Data entries
--------------------------------------------------

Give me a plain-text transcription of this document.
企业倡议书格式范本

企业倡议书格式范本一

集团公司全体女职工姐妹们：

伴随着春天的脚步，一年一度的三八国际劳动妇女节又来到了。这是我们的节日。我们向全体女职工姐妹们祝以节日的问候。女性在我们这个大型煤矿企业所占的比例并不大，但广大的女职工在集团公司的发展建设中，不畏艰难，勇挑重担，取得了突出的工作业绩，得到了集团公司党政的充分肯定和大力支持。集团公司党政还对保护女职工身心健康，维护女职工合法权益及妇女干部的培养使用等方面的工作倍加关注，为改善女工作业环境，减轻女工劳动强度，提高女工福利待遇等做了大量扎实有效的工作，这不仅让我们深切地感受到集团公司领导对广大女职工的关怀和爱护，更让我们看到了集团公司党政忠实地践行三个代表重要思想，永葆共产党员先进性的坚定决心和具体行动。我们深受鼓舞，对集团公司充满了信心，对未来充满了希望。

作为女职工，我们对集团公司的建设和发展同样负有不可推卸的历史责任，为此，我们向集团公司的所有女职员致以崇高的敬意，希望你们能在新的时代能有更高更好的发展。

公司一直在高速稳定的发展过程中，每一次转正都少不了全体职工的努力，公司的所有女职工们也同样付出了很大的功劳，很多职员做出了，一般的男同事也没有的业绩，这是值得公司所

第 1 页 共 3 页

--------------------------------------------------

Task goal: All of the material must be reproduced exactly.

Finished task:
Give me a plain-text transcription of this document.
企业倡议书格式范本

企业倡议书格式范本一

集团公司全体女职工姐妹们：

伴随着春天的脚步，一年一度的三八国际劳动妇女节又来到了。这是我们的节日。我们向全体女职工姐妹们祝以节日的问候。女性在我们这个大型煤矿企业所占的比例并不大，但广大的女职工在集团公司的发展建设中，不畏艰难，勇挑重担，取得了突出的工作业绩，得到了集团公司党政的充分肯定和大力支持。集团公司党政还对保护女职工身心健康，维护女职工合法权益及妇女干部的培养使用等方面的工作倍加关注，为改善女工作业环境，减轻女工劳动强度，提高女工福利待遇等做了大量扎实有效的工作，这不仅让我们深切地感受到集团公司领导对广大女职工的关怀和爱护，更让我们看到了集团公司党政忠实地践行三个代表重要思想，永葆共产党员先进性的坚定决心和具体行动。我们深受鼓舞，对集团公司充满了信心，对未来充满了希望。

作为女职工，我们对集团公司的建设和发展同样负有不可推卸的历史责任，为此，我们向集团公司的所有女职员致以崇高的敬意，希望你们能在新的时代能有更高更好的发展。

公司一直在高速稳定的发展过程中，每一次转正都少不了全体职工的努力，公司的所有女职工们也同样付出了很大的功劳，很多职员做出了，一般的男同事也没有的业绩，这是值得公司所

第 1 页 共 3 页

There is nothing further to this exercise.